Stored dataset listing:
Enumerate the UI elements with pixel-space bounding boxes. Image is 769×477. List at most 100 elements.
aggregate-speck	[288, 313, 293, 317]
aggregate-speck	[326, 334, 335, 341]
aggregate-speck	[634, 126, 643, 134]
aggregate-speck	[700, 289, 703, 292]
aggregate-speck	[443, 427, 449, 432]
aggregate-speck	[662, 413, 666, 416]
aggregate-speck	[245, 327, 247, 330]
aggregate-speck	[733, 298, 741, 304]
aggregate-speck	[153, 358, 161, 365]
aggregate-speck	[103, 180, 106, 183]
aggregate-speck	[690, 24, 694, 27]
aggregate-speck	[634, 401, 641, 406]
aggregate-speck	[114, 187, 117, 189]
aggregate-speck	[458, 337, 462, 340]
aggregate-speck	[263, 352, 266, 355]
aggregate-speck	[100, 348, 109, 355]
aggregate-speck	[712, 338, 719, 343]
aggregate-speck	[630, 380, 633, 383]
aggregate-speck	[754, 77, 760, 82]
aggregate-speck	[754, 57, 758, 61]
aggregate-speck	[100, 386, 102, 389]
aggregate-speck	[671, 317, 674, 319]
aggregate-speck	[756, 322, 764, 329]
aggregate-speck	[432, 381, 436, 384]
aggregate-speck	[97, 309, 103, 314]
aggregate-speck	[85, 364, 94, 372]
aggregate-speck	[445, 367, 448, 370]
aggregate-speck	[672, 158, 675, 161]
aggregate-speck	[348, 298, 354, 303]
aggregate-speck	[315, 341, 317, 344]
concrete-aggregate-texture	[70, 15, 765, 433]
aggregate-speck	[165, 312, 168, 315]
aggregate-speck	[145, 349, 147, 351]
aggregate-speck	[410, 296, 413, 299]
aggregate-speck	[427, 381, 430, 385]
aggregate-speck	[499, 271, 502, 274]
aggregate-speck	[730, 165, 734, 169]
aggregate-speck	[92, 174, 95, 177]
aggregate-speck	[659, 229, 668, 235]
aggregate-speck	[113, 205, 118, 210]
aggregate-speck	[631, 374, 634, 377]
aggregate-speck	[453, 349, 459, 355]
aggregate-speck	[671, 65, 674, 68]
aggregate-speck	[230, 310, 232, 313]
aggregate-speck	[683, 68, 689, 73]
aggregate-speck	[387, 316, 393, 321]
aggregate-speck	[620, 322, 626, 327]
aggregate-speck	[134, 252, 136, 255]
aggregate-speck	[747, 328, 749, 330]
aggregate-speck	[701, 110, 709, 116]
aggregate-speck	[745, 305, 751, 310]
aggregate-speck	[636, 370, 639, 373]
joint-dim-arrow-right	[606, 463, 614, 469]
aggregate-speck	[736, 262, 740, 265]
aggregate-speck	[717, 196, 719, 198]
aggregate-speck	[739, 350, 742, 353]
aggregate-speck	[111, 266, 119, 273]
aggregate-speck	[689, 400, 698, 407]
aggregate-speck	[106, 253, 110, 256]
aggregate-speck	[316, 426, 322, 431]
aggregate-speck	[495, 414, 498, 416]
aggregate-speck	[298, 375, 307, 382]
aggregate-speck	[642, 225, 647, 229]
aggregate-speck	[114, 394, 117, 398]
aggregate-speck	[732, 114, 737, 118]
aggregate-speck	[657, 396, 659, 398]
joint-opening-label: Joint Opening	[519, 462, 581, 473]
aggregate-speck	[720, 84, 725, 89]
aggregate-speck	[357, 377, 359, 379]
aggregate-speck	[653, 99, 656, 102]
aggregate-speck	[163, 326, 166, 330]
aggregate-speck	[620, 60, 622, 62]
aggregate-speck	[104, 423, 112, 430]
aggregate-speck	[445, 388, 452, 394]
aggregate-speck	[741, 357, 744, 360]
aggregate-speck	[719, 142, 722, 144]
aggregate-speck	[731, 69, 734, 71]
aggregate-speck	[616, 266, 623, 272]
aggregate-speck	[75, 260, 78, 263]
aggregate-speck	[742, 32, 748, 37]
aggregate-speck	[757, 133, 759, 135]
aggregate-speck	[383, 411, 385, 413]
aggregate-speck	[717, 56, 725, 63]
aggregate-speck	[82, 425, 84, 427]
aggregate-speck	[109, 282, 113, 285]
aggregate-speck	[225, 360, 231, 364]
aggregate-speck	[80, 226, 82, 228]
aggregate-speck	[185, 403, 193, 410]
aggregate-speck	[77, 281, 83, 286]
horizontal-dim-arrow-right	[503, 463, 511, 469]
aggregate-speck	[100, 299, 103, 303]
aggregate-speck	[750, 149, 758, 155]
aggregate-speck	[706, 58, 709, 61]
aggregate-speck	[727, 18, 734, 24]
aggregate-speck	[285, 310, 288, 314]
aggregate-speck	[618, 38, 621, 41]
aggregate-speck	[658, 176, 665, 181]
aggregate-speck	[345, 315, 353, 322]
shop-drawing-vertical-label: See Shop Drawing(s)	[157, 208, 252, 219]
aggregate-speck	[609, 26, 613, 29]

Your task: Give every line of the listing above as a numbered list, leaving out any blank lines.

Result of this exercise:
1. Enumerate the UI elements with pixel-space bounding boxes. Image is 769×477. List at most 100 elements.
2. aggregate-speck	[288, 313, 293, 317]
3. aggregate-speck	[326, 334, 335, 341]
4. aggregate-speck	[634, 126, 643, 134]
5. aggregate-speck	[700, 289, 703, 292]
6. aggregate-speck	[443, 427, 449, 432]
7. aggregate-speck	[662, 413, 666, 416]
8. aggregate-speck	[245, 327, 247, 330]
9. aggregate-speck	[733, 298, 741, 304]
10. aggregate-speck	[153, 358, 161, 365]
11. aggregate-speck	[103, 180, 106, 183]
12. aggregate-speck	[690, 24, 694, 27]
13. aggregate-speck	[634, 401, 641, 406]
14. aggregate-speck	[114, 187, 117, 189]
15. aggregate-speck	[458, 337, 462, 340]
16. aggregate-speck	[263, 352, 266, 355]
17. aggregate-speck	[100, 348, 109, 355]
18. aggregate-speck	[712, 338, 719, 343]
19. aggregate-speck	[630, 380, 633, 383]
20. aggregate-speck	[754, 77, 760, 82]
21. aggregate-speck	[754, 57, 758, 61]
22. aggregate-speck	[100, 386, 102, 389]
23. aggregate-speck	[671, 317, 674, 319]
24. aggregate-speck	[756, 322, 764, 329]
25. aggregate-speck	[432, 381, 436, 384]
26. aggregate-speck	[97, 309, 103, 314]
27. aggregate-speck	[85, 364, 94, 372]
28. aggregate-speck	[445, 367, 448, 370]
29. aggregate-speck	[672, 158, 675, 161]
30. aggregate-speck	[348, 298, 354, 303]
31. aggregate-speck	[315, 341, 317, 344]
32. concrete-aggregate-texture	[70, 15, 765, 433]
33. aggregate-speck	[165, 312, 168, 315]
34. aggregate-speck	[145, 349, 147, 351]
35. aggregate-speck	[410, 296, 413, 299]
36. aggregate-speck	[427, 381, 430, 385]
37. aggregate-speck	[499, 271, 502, 274]
38. aggregate-speck	[730, 165, 734, 169]
39. aggregate-speck	[92, 174, 95, 177]
40. aggregate-speck	[659, 229, 668, 235]
41. aggregate-speck	[113, 205, 118, 210]
42. aggregate-speck	[631, 374, 634, 377]
43. aggregate-speck	[453, 349, 459, 355]
44. aggregate-speck	[671, 65, 674, 68]
45. aggregate-speck	[230, 310, 232, 313]
46. aggregate-speck	[683, 68, 689, 73]
47. aggregate-speck	[387, 316, 393, 321]
48. aggregate-speck	[620, 322, 626, 327]
49. aggregate-speck	[134, 252, 136, 255]
50. aggregate-speck	[747, 328, 749, 330]
51. aggregate-speck	[701, 110, 709, 116]
52. aggregate-speck	[745, 305, 751, 310]
53. aggregate-speck	[636, 370, 639, 373]
54. joint-dim-arrow-right	[606, 463, 614, 469]
55. aggregate-speck	[736, 262, 740, 265]
56. aggregate-speck	[717, 196, 719, 198]
57. aggregate-speck	[739, 350, 742, 353]
58. aggregate-speck	[111, 266, 119, 273]
59. aggregate-speck	[689, 400, 698, 407]
60. aggregate-speck	[106, 253, 110, 256]
61. aggregate-speck	[316, 426, 322, 431]
62. aggregate-speck	[495, 414, 498, 416]
63. aggregate-speck	[298, 375, 307, 382]
64. aggregate-speck	[642, 225, 647, 229]
65. aggregate-speck	[114, 394, 117, 398]
66. aggregate-speck	[732, 114, 737, 118]
67. aggregate-speck	[657, 396, 659, 398]
68. joint-opening-label: Joint Opening	[519, 462, 581, 473]
69. aggregate-speck	[720, 84, 725, 89]
70. aggregate-speck	[357, 377, 359, 379]
71. aggregate-speck	[653, 99, 656, 102]
72. aggregate-speck	[163, 326, 166, 330]
73. aggregate-speck	[620, 60, 622, 62]
74. aggregate-speck	[104, 423, 112, 430]
75. aggregate-speck	[445, 388, 452, 394]
76. aggregate-speck	[741, 357, 744, 360]
77. aggregate-speck	[719, 142, 722, 144]
78. aggregate-speck	[731, 69, 734, 71]
79. aggregate-speck	[616, 266, 623, 272]
80. aggregate-speck	[75, 260, 78, 263]
81. aggregate-speck	[742, 32, 748, 37]
82. aggregate-speck	[757, 133, 759, 135]
83. aggregate-speck	[383, 411, 385, 413]
84. aggregate-speck	[717, 56, 725, 63]
85. aggregate-speck	[82, 425, 84, 427]
86. aggregate-speck	[109, 282, 113, 285]
87. aggregate-speck	[225, 360, 231, 364]
88. aggregate-speck	[80, 226, 82, 228]
89. aggregate-speck	[185, 403, 193, 410]
90. aggregate-speck	[77, 281, 83, 286]
91. horizontal-dim-arrow-right	[503, 463, 511, 469]
92. aggregate-speck	[100, 299, 103, 303]
93. aggregate-speck	[750, 149, 758, 155]
94. aggregate-speck	[706, 58, 709, 61]
95. aggregate-speck	[727, 18, 734, 24]
96. aggregate-speck	[285, 310, 288, 314]
97. aggregate-speck	[618, 38, 621, 41]
98. aggregate-speck	[658, 176, 665, 181]
99. aggregate-speck	[345, 315, 353, 322]
100. shop-drawing-vertical-label: See Shop Drawing(s)	[157, 208, 252, 219]
101. aggregate-speck	[609, 26, 613, 29]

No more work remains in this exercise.